GIVEN PROBLEM
What is the number of lines containing "from"? Give only that number.

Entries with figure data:
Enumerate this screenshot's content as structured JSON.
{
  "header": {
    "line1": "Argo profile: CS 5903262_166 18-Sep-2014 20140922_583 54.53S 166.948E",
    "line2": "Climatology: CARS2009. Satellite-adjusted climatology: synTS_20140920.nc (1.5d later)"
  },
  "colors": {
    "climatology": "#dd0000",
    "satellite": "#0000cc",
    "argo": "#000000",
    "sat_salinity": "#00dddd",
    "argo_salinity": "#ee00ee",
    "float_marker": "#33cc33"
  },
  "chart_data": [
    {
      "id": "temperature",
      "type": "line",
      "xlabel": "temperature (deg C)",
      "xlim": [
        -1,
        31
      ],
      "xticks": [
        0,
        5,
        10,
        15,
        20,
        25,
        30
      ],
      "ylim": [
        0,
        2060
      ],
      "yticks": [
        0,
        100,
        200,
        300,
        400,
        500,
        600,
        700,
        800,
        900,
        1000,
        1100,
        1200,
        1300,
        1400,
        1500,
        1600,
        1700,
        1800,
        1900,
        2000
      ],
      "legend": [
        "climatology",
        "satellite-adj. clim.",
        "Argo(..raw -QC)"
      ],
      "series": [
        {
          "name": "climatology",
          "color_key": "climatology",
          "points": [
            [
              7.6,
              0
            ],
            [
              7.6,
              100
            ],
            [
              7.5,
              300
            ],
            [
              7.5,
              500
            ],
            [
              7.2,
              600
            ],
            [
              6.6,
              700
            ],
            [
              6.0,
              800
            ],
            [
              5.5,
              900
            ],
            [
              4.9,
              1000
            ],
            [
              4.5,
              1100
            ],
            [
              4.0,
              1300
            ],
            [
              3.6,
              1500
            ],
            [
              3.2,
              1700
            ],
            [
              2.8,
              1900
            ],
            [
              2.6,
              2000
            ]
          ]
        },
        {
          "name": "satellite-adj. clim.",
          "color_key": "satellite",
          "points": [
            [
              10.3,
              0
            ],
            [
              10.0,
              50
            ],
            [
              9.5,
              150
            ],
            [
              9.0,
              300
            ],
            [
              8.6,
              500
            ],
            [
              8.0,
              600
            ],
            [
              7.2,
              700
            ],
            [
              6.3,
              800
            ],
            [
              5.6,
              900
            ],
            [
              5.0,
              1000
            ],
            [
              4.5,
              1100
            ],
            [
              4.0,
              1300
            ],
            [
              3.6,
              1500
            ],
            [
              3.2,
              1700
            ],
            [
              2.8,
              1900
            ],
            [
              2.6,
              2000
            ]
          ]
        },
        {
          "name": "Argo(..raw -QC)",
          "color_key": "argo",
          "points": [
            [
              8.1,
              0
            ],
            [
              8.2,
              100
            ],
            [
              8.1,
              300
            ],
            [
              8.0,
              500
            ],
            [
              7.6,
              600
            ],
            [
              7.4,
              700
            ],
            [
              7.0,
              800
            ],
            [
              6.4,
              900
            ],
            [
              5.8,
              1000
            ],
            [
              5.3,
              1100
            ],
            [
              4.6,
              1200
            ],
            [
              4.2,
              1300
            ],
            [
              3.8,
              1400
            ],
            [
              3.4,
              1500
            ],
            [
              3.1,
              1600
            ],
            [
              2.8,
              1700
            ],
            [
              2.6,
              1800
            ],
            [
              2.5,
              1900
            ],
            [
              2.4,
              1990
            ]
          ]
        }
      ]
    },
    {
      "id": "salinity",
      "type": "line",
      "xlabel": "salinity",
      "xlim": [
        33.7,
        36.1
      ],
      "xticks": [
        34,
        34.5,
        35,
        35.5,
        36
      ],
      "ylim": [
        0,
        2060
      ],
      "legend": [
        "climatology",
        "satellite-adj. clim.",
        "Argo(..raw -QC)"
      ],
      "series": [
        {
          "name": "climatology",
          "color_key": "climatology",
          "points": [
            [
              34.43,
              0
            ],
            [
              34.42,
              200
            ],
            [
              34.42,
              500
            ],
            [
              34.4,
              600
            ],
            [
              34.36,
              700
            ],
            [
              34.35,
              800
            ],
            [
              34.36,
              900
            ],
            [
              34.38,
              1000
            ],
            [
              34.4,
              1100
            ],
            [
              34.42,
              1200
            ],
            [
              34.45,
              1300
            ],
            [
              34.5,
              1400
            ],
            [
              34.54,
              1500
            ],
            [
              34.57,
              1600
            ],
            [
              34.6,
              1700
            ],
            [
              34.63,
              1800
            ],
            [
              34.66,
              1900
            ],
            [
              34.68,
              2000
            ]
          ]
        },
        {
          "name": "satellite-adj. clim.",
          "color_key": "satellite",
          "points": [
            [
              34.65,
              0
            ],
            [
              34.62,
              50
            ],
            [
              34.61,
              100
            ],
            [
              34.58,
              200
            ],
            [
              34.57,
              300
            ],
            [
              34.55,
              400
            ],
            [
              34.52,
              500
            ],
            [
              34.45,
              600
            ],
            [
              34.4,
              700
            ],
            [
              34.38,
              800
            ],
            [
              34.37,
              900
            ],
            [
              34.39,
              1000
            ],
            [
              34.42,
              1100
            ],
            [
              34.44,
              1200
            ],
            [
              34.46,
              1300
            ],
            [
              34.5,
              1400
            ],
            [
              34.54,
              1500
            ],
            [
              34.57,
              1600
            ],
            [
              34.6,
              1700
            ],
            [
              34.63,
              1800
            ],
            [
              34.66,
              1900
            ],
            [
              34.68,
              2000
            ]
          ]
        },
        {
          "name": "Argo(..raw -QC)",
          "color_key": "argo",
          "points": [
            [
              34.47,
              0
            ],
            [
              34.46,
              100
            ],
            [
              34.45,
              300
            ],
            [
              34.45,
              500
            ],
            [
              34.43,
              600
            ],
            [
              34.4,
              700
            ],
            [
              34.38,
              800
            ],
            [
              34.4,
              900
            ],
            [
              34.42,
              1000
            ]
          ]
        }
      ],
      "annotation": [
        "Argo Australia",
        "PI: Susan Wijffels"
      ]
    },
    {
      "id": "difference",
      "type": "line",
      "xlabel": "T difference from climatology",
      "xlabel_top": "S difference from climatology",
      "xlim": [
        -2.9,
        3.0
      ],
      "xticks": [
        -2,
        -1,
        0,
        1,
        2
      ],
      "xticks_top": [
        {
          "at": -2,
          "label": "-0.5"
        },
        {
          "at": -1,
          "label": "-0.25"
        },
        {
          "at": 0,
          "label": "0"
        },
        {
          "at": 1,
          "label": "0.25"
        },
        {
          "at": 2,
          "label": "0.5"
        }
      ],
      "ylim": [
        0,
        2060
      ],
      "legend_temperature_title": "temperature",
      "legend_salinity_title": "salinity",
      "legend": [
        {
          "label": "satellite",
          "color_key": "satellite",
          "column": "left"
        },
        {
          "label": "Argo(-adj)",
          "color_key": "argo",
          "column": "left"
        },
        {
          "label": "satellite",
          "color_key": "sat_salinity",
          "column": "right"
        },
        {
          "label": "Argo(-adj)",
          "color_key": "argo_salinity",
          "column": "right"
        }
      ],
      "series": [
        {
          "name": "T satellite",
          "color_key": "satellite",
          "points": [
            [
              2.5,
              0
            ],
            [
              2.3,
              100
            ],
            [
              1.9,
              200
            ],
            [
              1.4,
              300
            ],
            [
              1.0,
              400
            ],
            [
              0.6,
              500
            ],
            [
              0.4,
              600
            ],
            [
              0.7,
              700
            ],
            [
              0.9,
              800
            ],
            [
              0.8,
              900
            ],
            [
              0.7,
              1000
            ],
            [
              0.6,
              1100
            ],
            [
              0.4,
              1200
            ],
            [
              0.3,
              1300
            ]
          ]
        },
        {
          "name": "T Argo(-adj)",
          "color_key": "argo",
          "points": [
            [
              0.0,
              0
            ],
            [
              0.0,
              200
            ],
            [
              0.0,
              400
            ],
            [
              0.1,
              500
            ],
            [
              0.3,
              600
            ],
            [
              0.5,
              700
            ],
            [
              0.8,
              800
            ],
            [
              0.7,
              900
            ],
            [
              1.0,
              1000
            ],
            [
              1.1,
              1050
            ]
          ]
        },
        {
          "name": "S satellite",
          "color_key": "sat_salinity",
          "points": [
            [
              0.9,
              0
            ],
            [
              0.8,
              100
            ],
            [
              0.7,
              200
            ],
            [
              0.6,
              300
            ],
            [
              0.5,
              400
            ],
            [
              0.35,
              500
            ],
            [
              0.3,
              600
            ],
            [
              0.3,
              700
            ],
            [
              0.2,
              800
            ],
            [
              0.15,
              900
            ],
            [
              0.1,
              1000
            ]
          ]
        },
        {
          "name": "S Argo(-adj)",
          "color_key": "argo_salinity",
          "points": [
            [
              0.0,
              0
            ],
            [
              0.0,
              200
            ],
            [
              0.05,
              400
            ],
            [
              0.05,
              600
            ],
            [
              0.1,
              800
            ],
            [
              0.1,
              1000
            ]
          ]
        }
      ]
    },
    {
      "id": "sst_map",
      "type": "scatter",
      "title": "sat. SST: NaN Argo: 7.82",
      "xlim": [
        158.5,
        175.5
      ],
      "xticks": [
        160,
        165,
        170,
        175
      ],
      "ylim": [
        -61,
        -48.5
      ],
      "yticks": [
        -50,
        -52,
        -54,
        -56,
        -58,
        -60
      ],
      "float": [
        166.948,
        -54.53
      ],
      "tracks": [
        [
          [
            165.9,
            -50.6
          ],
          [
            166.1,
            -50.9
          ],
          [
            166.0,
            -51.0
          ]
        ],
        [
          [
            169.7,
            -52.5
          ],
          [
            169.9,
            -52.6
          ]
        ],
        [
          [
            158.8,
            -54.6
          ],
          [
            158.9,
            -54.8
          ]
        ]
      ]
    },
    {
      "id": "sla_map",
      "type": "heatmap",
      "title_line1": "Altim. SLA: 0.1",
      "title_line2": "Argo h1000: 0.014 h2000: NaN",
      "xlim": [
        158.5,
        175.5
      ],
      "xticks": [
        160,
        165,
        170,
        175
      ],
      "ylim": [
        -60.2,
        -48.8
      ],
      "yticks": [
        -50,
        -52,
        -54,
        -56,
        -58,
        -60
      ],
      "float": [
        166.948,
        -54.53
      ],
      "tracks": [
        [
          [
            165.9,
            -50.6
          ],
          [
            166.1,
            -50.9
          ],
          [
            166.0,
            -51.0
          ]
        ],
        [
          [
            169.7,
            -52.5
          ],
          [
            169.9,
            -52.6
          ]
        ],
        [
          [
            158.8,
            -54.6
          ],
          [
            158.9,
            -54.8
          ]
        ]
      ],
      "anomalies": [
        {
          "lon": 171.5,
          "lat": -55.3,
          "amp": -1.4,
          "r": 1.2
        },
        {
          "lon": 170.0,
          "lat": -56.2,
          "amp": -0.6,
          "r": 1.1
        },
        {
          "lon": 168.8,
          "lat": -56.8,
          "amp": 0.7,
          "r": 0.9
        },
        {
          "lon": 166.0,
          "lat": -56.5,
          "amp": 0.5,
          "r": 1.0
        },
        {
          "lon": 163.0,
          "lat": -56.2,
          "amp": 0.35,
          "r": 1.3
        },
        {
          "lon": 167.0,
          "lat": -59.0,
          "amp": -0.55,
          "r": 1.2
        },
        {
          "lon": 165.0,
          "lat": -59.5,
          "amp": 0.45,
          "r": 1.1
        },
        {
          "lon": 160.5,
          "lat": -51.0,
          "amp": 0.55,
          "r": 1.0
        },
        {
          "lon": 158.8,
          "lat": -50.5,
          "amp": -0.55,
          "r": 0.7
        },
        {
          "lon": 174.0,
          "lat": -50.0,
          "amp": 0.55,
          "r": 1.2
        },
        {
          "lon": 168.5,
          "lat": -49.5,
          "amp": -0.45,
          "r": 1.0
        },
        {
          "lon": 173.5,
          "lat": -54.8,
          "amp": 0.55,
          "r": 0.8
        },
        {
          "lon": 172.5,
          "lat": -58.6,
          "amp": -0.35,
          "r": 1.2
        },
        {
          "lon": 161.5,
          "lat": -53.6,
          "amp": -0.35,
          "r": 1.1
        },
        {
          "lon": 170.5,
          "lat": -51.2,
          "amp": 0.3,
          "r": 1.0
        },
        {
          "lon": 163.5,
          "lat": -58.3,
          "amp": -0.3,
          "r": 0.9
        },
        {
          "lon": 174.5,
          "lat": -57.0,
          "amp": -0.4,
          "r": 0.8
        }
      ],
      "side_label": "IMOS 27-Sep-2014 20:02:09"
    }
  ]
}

ANSWER IN FULL
2